Exercise → From the listing below, return each line that includes "JSON".

Dataset items

····················

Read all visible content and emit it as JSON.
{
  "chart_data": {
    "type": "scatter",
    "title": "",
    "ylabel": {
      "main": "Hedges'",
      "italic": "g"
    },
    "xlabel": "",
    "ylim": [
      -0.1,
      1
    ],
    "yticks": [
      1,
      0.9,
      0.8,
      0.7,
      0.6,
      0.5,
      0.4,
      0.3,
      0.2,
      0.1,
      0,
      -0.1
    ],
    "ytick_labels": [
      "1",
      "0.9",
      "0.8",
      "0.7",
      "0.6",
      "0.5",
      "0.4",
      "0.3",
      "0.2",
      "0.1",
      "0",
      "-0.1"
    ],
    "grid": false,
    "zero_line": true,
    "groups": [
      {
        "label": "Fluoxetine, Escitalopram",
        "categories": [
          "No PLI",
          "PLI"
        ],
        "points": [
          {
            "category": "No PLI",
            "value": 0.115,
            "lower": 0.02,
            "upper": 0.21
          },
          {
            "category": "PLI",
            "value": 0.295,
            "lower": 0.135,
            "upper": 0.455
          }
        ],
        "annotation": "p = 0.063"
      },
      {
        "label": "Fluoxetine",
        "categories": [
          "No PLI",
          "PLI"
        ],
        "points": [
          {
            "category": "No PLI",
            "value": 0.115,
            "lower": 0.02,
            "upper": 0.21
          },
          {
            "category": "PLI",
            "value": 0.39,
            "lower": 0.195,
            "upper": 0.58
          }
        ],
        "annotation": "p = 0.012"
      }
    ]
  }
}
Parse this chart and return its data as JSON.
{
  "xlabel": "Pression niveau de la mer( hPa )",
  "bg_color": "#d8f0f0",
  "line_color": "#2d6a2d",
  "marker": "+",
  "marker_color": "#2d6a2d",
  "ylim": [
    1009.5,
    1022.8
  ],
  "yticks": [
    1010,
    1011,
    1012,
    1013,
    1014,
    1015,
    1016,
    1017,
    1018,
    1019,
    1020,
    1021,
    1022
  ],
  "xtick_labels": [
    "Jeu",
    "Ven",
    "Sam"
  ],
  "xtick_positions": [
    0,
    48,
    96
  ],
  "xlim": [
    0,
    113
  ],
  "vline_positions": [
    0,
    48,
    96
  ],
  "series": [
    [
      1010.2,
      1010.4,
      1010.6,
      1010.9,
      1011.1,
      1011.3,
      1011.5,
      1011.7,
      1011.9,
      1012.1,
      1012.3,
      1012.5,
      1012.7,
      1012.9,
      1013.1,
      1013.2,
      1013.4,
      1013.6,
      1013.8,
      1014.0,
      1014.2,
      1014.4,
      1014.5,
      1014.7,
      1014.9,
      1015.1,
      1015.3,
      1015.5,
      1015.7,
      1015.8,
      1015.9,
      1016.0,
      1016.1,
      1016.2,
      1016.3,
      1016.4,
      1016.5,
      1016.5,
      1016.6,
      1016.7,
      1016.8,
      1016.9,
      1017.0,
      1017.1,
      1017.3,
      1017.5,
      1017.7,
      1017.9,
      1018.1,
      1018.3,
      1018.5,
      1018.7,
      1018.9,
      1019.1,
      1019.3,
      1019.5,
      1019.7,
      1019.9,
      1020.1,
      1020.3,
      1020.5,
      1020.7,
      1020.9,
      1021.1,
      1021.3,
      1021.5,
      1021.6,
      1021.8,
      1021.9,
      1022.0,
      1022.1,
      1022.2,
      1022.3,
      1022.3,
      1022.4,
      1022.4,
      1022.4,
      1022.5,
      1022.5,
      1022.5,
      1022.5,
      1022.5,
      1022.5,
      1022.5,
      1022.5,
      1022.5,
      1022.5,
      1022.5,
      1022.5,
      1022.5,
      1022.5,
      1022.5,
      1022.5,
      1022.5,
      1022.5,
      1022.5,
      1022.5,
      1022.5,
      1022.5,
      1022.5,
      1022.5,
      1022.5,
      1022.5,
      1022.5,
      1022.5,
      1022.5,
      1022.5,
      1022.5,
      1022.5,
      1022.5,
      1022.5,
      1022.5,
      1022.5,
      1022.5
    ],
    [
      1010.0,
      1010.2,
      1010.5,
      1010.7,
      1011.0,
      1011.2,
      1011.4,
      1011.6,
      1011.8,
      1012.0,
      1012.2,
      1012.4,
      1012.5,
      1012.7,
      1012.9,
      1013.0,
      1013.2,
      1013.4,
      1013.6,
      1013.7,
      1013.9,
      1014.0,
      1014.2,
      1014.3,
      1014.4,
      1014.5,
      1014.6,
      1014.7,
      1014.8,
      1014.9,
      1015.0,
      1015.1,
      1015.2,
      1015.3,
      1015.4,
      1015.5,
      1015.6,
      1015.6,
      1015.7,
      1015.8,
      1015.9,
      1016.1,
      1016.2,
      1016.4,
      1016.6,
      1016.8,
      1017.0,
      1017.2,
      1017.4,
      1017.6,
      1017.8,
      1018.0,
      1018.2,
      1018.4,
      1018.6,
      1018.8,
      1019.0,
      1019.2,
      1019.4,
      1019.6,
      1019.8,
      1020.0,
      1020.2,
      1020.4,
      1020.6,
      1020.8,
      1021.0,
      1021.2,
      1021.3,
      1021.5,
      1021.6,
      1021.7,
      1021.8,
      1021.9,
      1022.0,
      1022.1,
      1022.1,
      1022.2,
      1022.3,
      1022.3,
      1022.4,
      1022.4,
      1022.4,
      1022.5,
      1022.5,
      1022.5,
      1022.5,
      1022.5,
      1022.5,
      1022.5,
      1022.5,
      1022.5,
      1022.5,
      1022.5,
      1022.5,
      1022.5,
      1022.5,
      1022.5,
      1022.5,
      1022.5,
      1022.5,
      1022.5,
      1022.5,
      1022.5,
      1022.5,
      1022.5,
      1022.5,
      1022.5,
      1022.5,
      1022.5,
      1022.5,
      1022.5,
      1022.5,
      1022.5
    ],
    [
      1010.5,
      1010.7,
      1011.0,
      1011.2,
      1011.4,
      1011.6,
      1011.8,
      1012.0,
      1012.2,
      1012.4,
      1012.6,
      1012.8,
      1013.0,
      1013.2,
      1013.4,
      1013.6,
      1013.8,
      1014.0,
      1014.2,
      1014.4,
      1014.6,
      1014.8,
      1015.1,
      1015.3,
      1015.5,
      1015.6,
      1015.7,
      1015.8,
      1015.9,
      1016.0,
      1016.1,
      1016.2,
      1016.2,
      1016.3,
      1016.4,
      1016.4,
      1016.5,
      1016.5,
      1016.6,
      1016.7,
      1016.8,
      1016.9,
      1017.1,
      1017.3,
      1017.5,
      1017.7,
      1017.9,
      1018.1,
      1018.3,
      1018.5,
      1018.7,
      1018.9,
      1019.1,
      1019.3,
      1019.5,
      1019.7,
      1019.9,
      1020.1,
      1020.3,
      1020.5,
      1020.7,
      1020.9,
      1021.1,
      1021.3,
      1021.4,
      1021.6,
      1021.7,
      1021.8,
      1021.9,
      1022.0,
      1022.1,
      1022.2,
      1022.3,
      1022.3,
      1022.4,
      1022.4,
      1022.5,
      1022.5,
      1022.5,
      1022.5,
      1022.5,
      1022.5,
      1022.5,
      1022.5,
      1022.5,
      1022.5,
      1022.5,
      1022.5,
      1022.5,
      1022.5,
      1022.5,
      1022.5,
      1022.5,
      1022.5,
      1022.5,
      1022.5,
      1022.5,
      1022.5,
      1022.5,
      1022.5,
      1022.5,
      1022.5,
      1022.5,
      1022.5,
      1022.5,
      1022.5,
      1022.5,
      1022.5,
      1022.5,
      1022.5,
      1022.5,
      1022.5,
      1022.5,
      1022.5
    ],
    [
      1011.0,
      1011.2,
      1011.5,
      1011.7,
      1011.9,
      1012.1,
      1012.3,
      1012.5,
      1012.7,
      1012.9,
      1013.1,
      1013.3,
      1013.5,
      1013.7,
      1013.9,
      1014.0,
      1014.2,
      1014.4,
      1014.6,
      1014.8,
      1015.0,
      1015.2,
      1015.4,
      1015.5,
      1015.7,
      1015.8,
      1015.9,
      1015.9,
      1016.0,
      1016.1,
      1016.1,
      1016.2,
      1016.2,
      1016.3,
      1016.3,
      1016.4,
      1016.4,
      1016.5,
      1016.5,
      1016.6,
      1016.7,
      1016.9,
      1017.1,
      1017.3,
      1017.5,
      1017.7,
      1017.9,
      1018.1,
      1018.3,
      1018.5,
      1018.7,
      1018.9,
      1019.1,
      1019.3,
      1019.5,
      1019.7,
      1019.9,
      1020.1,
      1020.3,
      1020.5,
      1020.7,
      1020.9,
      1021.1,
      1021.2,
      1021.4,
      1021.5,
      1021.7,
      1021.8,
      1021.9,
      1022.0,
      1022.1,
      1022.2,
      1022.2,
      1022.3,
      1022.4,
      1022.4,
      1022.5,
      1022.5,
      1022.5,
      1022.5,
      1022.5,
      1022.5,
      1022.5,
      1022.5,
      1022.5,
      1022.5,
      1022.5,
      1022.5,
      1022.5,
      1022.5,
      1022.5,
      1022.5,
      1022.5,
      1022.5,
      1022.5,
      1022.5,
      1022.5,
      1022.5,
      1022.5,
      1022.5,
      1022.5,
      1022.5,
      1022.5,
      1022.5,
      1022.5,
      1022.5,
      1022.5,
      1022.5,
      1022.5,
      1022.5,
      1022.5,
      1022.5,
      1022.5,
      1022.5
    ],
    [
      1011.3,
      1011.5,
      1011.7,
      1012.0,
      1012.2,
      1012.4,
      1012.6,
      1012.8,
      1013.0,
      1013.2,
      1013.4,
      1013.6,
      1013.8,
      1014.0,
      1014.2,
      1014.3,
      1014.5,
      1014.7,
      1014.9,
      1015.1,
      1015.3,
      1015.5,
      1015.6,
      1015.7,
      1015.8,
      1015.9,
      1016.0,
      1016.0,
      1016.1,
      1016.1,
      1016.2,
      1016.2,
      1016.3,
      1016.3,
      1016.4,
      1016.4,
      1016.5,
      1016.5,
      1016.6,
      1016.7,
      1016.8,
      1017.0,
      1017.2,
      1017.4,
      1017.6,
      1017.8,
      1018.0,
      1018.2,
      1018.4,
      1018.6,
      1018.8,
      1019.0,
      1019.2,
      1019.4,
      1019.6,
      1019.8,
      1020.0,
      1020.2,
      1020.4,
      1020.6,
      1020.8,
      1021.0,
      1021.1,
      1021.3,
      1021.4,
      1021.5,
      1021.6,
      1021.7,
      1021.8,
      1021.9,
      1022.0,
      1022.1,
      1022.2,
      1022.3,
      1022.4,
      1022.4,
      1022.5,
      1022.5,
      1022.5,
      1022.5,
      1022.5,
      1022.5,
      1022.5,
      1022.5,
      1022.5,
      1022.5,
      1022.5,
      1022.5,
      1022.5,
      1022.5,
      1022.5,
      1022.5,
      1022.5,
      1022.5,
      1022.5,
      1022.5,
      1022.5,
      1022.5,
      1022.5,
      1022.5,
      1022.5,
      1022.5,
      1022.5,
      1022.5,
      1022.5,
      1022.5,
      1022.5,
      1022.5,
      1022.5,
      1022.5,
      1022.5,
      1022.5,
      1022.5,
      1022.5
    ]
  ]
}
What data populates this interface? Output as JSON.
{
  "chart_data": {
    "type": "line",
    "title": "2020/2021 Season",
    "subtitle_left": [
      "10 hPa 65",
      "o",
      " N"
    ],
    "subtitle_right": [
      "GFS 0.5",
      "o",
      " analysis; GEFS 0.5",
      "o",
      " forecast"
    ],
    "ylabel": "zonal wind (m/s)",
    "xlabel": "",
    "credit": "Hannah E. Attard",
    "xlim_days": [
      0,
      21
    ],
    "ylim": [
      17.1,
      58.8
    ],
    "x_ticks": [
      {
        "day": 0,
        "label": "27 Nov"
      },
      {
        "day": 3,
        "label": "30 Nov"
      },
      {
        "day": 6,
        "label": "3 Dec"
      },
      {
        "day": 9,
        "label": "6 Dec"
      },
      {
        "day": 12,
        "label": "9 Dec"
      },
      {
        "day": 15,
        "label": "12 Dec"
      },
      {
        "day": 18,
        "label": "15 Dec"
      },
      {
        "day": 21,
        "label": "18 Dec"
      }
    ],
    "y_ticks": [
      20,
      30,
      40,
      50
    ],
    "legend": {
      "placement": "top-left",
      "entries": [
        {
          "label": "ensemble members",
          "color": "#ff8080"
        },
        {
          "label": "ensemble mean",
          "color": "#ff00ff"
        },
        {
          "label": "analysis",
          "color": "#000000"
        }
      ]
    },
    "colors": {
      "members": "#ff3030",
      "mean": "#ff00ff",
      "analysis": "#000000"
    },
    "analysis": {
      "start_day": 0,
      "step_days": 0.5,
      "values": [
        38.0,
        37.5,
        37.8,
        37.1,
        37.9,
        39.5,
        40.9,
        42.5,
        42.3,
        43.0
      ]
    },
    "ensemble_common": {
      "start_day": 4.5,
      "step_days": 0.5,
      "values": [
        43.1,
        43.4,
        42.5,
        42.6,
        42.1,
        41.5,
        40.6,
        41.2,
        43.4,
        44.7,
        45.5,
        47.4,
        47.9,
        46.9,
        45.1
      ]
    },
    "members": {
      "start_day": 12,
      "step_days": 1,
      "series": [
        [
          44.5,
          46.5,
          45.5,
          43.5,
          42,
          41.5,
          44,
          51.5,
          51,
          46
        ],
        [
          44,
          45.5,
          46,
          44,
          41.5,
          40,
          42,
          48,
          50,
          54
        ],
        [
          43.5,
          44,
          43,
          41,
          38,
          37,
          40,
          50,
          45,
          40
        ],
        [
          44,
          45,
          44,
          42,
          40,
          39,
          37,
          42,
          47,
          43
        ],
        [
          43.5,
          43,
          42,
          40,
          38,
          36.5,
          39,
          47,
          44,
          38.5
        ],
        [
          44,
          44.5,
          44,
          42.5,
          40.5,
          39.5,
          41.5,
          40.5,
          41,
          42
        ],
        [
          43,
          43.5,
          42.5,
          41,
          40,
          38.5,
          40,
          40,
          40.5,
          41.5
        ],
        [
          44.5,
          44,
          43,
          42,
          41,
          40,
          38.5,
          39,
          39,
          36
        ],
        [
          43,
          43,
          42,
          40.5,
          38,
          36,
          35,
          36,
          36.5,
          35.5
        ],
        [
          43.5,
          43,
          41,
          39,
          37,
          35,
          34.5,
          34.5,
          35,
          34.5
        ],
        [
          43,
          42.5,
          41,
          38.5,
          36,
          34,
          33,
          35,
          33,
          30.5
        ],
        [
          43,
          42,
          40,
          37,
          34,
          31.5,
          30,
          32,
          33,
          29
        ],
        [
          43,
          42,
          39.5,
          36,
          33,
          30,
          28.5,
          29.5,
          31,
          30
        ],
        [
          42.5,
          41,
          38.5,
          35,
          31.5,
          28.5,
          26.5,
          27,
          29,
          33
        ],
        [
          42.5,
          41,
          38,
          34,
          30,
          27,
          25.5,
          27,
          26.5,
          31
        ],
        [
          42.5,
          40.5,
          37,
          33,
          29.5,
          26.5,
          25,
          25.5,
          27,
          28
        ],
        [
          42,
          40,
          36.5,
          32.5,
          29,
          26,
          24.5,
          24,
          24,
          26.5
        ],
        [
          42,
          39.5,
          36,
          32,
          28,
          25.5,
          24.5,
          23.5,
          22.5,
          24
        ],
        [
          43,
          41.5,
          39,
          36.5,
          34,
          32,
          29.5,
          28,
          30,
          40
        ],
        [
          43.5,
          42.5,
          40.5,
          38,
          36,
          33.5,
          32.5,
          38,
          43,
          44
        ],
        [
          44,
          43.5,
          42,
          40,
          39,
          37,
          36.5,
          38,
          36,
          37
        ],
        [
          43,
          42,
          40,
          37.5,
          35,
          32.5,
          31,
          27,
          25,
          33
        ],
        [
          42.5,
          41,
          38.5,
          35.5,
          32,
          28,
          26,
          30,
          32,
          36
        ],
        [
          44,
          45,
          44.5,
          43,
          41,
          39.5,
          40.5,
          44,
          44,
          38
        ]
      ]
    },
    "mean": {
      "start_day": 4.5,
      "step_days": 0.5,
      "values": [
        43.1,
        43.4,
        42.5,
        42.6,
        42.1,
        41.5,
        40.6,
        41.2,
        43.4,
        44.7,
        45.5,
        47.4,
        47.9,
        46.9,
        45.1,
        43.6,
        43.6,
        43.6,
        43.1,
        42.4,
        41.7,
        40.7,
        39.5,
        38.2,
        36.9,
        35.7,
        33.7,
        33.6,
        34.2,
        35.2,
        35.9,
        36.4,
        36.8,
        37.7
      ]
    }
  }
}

····················

Solution below →
Read all visible content and emit it as JSON.
Parse this chart and return its data as JSON.
What data populates this interface? Output as JSON.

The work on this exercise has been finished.